Raw records
--- BEGIN ---

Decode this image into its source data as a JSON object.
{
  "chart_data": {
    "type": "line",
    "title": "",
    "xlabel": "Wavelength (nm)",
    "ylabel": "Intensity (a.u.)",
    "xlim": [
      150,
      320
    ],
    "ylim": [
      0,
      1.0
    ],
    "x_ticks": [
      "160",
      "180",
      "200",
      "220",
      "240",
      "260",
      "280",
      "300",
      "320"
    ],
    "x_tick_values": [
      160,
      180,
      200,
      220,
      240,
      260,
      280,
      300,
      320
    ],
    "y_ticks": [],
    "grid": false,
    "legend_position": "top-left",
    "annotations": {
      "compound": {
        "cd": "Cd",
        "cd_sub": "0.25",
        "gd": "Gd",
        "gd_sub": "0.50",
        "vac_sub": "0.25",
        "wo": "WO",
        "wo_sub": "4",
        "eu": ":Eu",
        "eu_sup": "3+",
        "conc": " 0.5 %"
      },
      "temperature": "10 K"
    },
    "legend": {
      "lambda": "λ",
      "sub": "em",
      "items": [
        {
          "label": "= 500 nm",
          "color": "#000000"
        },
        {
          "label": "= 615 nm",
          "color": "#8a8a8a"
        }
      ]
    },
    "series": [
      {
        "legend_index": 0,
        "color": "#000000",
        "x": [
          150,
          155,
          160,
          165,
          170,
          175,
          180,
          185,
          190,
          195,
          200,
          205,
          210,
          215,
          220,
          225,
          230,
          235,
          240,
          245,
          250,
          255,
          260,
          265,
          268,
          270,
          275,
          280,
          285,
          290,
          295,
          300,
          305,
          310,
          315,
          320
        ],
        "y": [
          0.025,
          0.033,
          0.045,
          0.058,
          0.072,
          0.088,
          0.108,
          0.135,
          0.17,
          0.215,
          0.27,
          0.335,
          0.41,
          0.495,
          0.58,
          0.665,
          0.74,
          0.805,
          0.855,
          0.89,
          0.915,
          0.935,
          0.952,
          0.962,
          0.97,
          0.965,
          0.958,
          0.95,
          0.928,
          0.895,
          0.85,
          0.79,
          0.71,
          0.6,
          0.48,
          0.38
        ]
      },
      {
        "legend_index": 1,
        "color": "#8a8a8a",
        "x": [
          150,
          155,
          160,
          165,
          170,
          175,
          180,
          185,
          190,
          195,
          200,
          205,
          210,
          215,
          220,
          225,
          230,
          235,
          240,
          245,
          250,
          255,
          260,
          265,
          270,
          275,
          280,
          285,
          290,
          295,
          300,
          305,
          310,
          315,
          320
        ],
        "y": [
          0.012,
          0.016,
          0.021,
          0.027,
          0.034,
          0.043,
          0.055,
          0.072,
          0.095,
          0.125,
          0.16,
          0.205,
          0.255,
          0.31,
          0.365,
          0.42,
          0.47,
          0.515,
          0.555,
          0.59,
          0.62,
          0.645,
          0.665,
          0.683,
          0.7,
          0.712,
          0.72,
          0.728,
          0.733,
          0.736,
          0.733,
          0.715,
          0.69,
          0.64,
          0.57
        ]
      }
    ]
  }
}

--- END ---

Task requirements:
Go through the records and gather the lines that hold "color".

The answer:
          "color": "#000000"
          "color": "#8a8a8a"
        "color": "#000000",
        "color": "#8a8a8a",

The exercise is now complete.